== Written request ==
Transcribe the whole listing below without changing a word, but leave out every image.

== The data ==
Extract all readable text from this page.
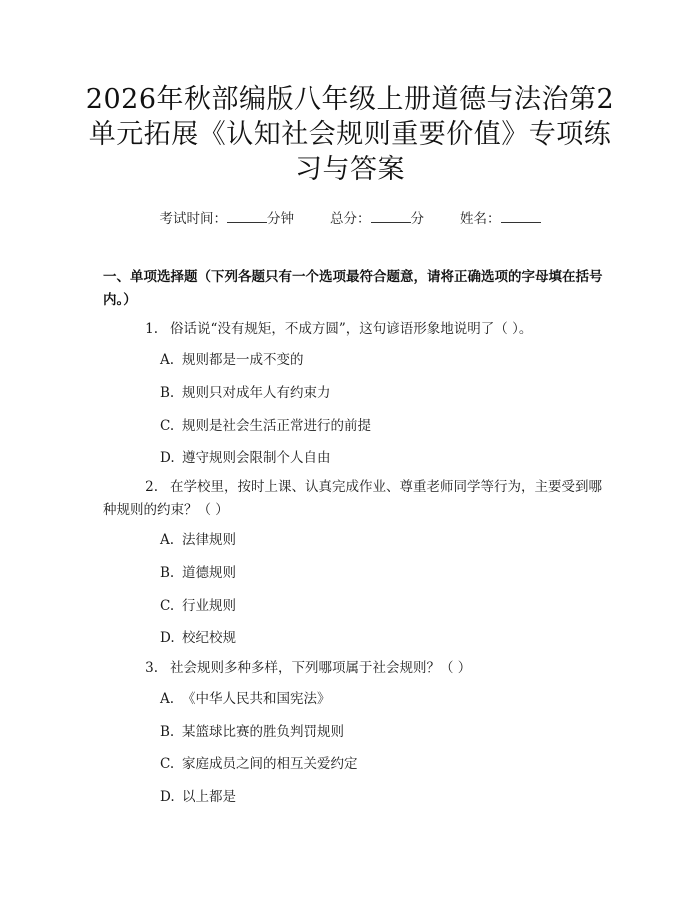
2026年秋部编版八年级上册道德与法治第2
单元拓展《认知社会规则重要价值》专项练
习与答案
考试时间：	分钟	总分：	分	姓名：
一、单项选择题（下列各题只有一个选项最符合题意，请将正确选项的字母填在括号内。）
1. 俗话说“没有规矩，不成方圆”，这句谚语形象地说明了（ ）。
A. 规则都是一成不变的
B. 规则只对成年人有约束力
C. 规则是社会生活正常进行的前提
D. 遵守规则会限制个人自由
2. 在学校里，按时上课、认真完成作业、尊重老师同学等行为，主要受到哪种规则的约束？（ ）
A. 法律规则
B. 道德规则
C. 行业规则
D. 校纪校规
3. 社会规则多种多样，下列哪项属于社会规则？（ ）
A. 《中华人民共和国宪法》
B. 某篮球比赛的胜负判罚规则
C. 家庭成员之间的相互关爱约定
D. 以上都是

== The response ==
Extract all readable text from this page.
2026年秋部编版八年级上册道德与法治第2
单元拓展《认知社会规则重要价值》专项练
习与答案
考试时间：	分钟	总分：	分	姓名：
一、单项选择题（下列各题只有一个选项最符合题意，请将正确选项的字母填在括号内。）
1. 俗话说“没有规矩，不成方圆”，这句谚语形象地说明了（ ）。
A. 规则都是一成不变的
B. 规则只对成年人有约束力
C. 规则是社会生活正常进行的前提
D. 遵守规则会限制个人自由
2. 在学校里，按时上课、认真完成作业、尊重老师同学等行为，主要受到哪种规则的约束？（ ）
A. 法律规则
B. 道德规则
C. 行业规则
D. 校纪校规
3. 社会规则多种多样，下列哪项属于社会规则？（ ）
A. 《中华人民共和国宪法》
B. 某篮球比赛的胜负判罚规则
C. 家庭成员之间的相互关爱约定
D. 以上都是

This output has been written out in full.